§ **EXERCISE AIM**: Find and copy each line of the records where the string "quite" shows up.

=== TASK INPUTS ===

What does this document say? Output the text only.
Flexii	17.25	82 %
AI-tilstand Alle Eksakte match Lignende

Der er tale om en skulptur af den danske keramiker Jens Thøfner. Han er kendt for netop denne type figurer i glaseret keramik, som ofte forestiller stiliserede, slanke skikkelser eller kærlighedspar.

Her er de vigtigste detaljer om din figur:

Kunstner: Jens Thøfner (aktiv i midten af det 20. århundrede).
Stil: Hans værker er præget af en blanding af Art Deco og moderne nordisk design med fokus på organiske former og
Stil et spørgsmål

===
=== TASK INPUTS ===

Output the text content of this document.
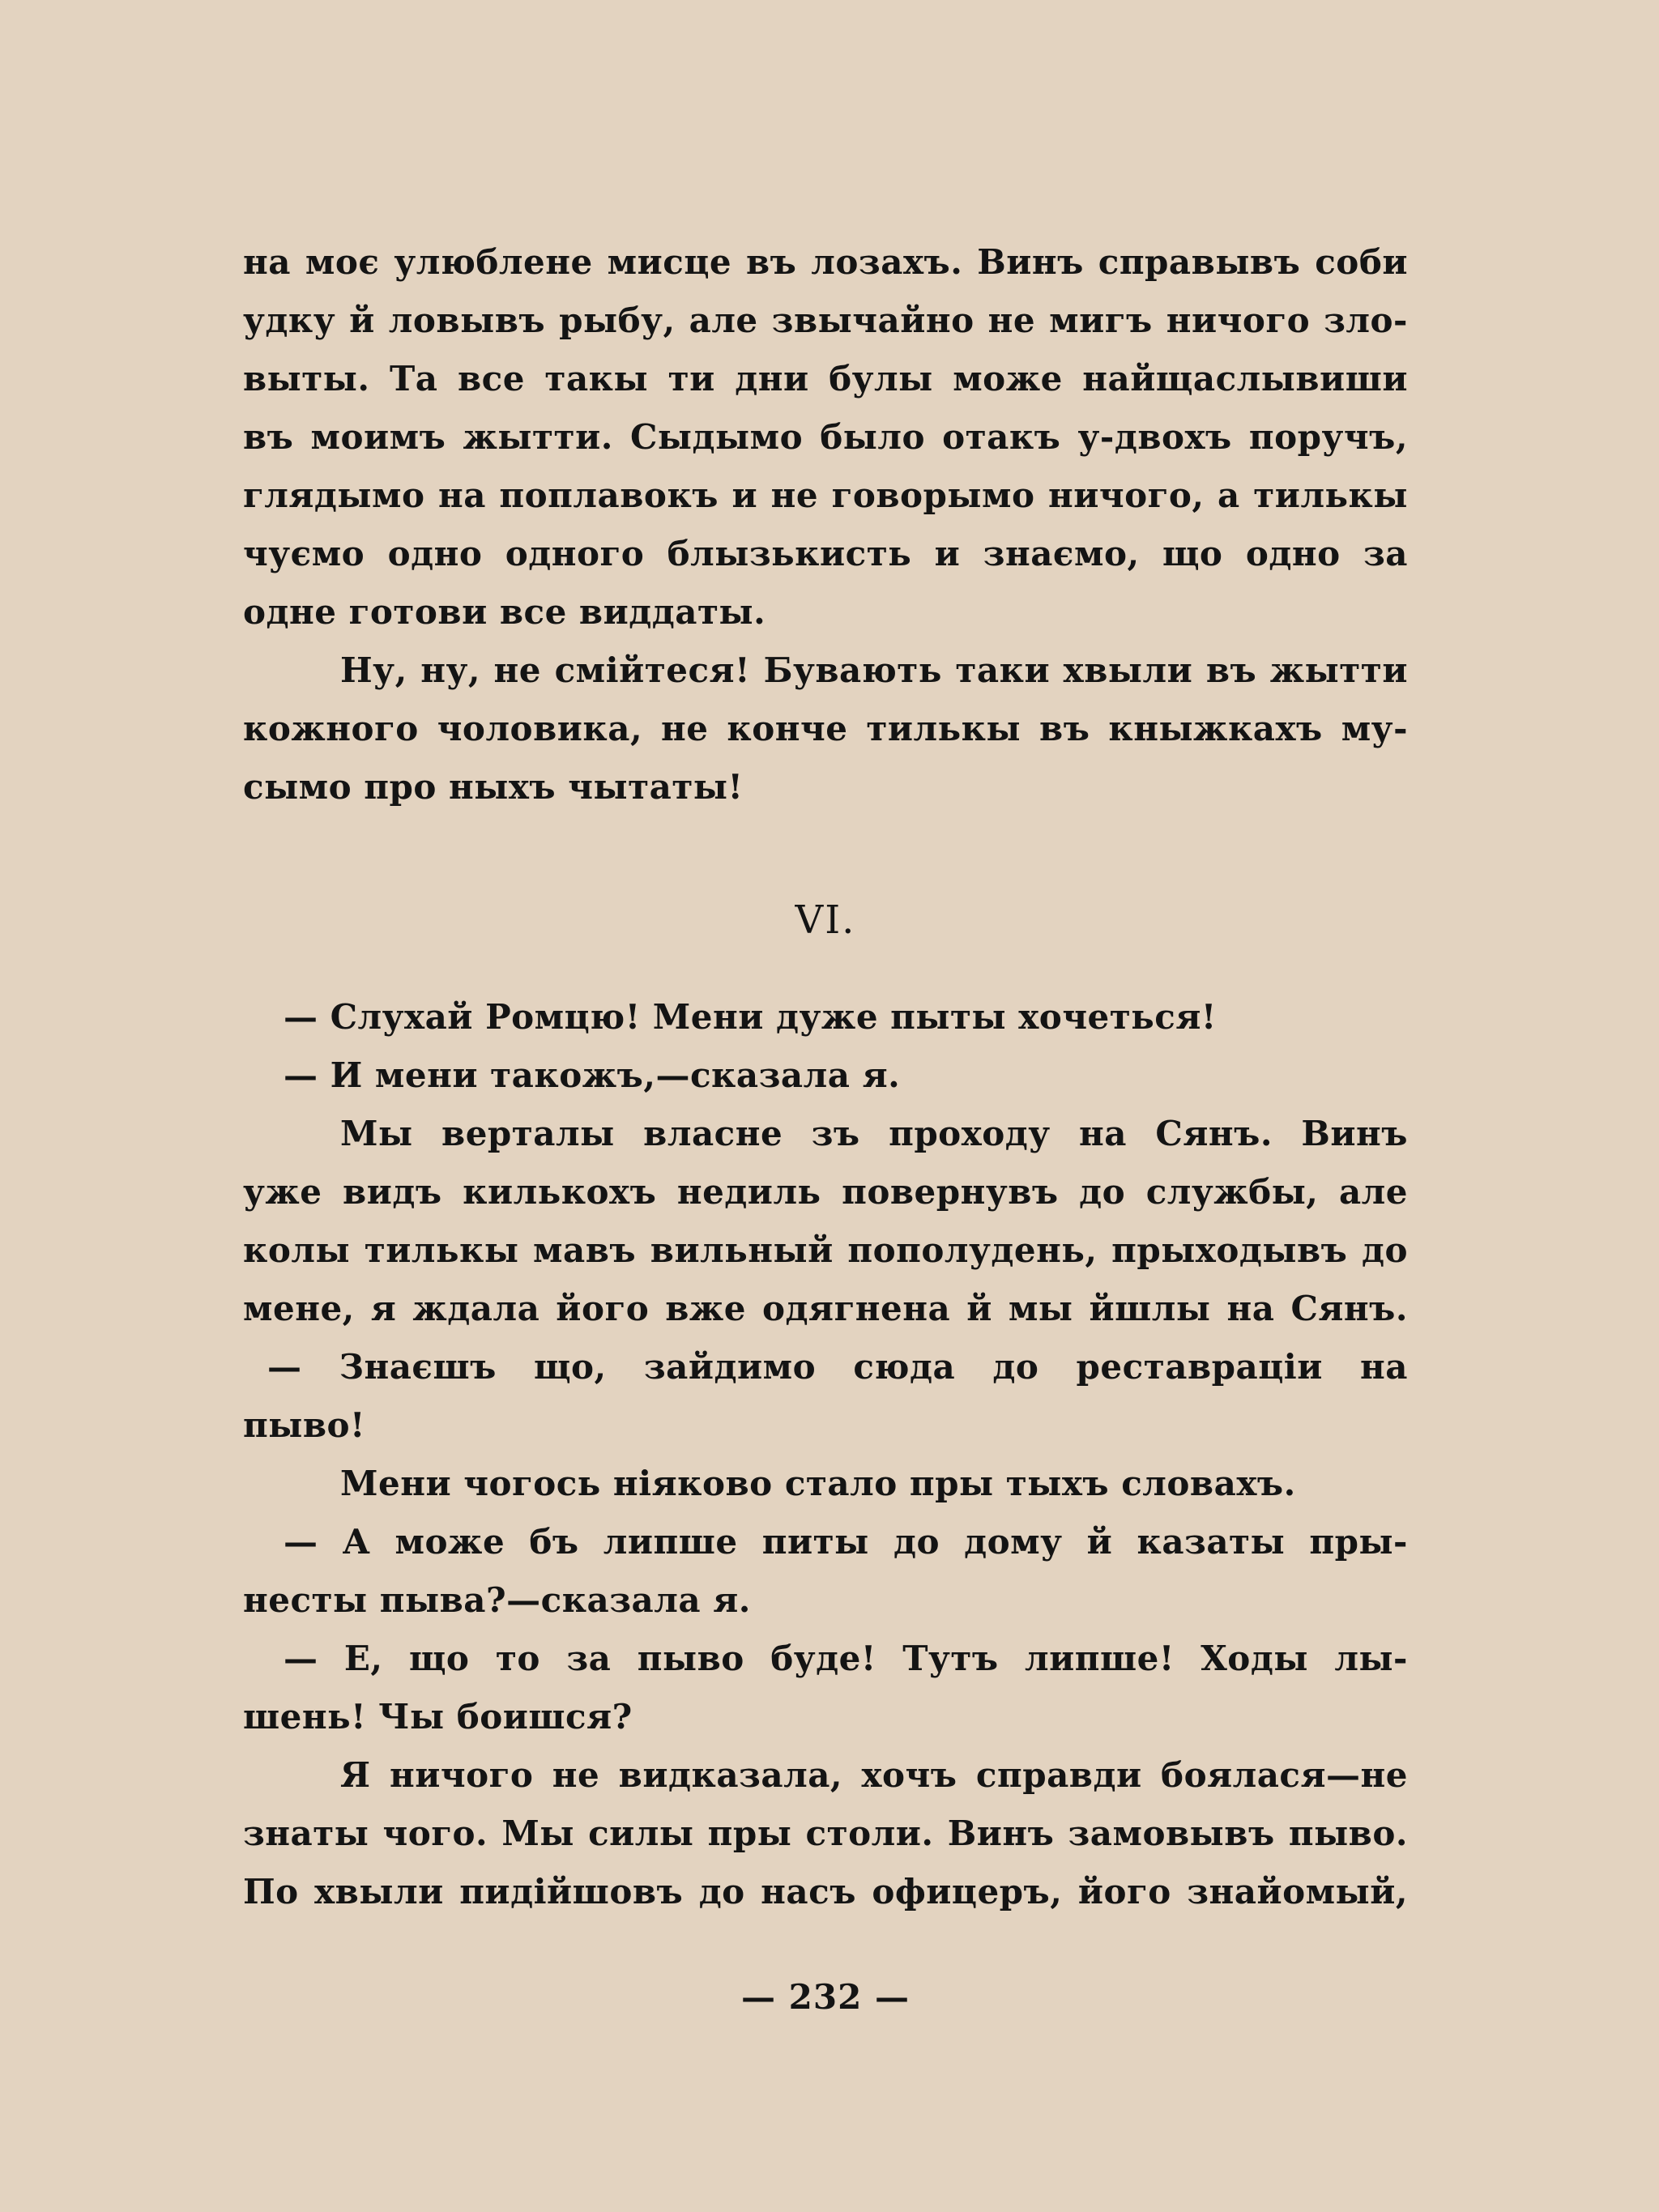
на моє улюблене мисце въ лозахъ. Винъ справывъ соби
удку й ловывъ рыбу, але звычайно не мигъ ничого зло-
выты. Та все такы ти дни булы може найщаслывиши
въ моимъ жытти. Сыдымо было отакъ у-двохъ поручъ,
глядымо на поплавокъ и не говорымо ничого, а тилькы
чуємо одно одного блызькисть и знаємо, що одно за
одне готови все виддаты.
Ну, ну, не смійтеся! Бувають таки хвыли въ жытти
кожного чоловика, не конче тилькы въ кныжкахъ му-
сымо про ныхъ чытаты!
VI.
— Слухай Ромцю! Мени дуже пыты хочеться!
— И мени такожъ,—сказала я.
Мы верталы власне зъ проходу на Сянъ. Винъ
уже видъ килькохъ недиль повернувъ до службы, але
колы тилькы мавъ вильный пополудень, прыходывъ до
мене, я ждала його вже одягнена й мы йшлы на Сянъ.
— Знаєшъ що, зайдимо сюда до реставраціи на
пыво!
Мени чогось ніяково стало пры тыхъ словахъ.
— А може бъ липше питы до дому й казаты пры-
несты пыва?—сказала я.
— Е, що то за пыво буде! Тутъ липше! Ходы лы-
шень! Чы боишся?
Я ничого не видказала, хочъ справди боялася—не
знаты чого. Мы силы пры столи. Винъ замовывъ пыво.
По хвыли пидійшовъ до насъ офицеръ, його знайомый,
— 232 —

===
=== TASK INPUTS ===

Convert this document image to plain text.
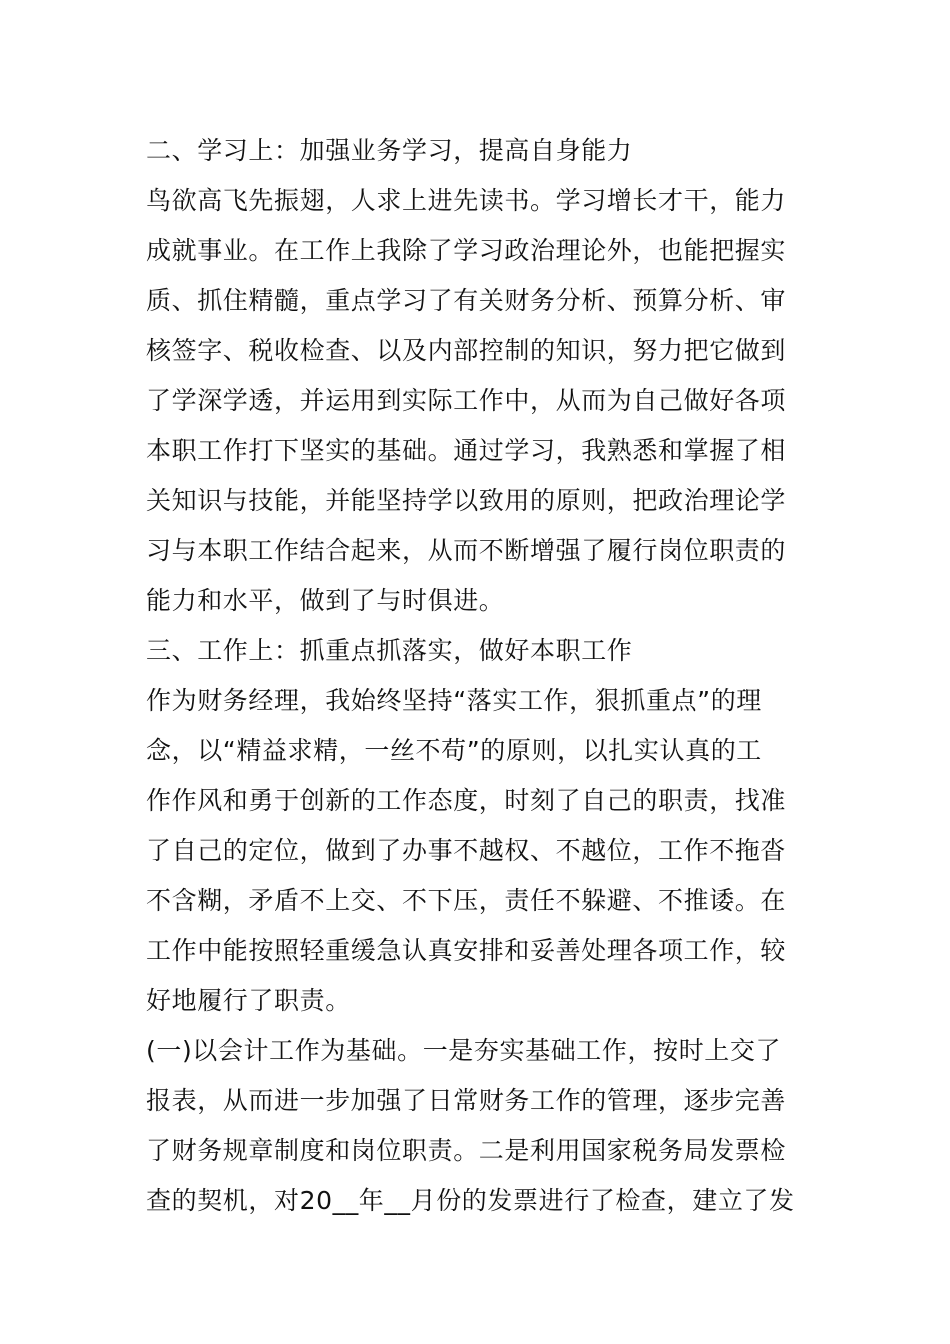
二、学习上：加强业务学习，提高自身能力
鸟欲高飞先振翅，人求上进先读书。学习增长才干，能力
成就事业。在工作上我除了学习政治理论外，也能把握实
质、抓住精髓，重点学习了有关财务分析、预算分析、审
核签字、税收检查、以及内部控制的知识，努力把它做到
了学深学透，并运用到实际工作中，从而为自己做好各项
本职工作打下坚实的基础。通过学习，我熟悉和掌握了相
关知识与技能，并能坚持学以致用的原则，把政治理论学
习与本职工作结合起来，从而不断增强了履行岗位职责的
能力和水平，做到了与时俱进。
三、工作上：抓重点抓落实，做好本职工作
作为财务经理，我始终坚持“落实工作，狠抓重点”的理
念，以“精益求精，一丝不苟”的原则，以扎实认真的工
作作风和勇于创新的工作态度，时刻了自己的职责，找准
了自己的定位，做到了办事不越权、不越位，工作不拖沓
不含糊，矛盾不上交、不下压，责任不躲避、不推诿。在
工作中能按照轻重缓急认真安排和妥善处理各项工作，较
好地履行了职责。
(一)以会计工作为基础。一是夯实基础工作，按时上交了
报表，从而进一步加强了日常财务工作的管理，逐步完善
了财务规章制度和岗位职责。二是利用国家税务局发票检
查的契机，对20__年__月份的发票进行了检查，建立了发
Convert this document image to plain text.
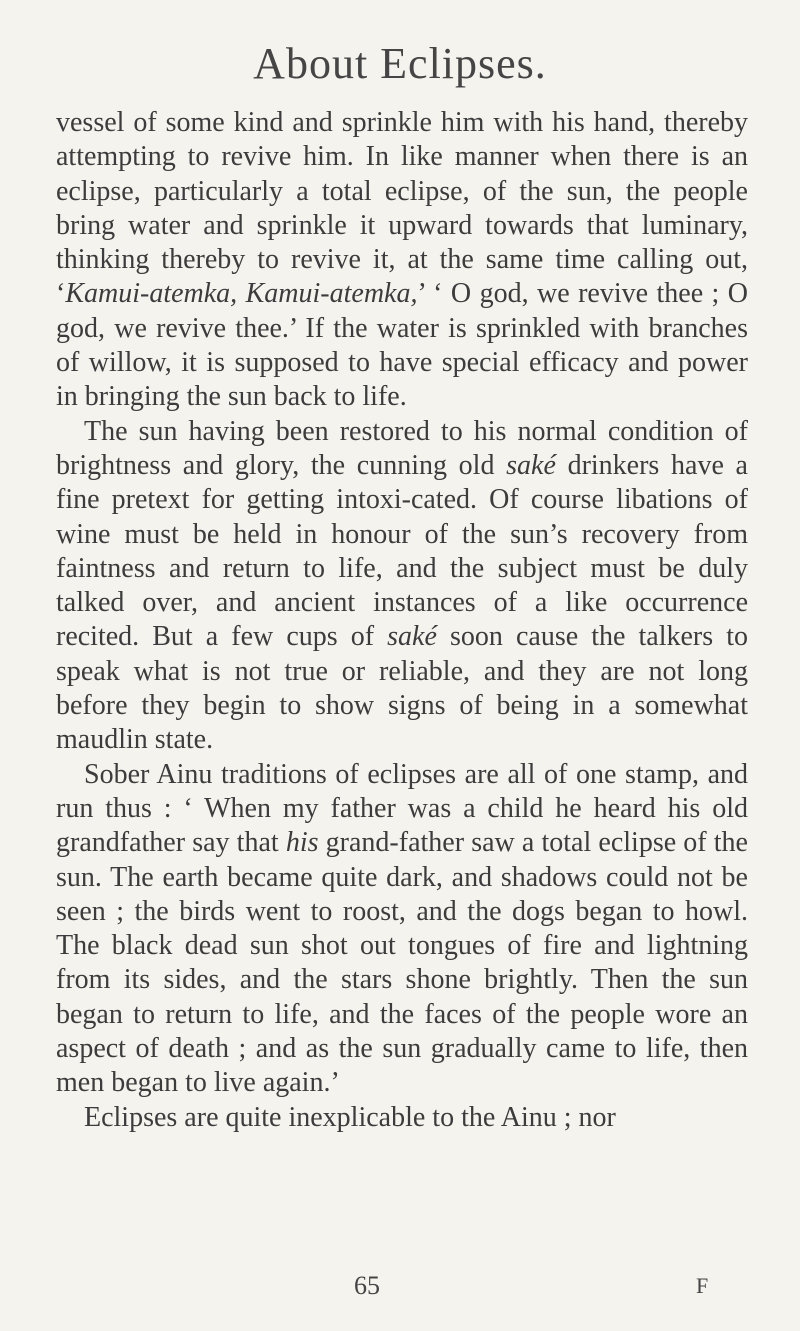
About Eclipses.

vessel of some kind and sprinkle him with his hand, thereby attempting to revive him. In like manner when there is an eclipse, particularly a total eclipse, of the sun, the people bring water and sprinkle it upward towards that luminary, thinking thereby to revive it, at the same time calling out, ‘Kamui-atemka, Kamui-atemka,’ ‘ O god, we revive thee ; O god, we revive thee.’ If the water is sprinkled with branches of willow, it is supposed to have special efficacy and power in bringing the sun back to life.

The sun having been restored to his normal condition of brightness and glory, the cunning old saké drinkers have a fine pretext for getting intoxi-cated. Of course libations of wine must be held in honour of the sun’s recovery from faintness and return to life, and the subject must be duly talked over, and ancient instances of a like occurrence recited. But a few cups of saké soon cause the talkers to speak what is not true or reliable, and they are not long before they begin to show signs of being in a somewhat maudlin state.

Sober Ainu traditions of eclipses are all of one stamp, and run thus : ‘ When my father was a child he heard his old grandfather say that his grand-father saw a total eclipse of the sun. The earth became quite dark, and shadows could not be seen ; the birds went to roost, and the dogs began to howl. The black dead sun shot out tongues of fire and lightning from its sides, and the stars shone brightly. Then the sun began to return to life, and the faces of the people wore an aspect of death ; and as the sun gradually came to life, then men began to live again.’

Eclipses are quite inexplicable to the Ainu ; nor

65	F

===

§ **TASK RESULT**:
Sober Ainu traditions of eclipses are all of one stamp, and run thus : ‘ When my father was a child he heard his old grandfather say that his grand-father saw a total eclipse of the sun. The earth became quite dark, and shadows could not be seen ; the birds went to roost, and the dogs began to howl. The black dead sun shot out tongues of fire and lightning from its sides, and the stars shone brightly. Then the sun began to return to life, and the faces of the people wore an aspect of death ; and as the sun gradually came to life, then men began to live again.’
Eclipses are quite inexplicable to the Ainu ; nor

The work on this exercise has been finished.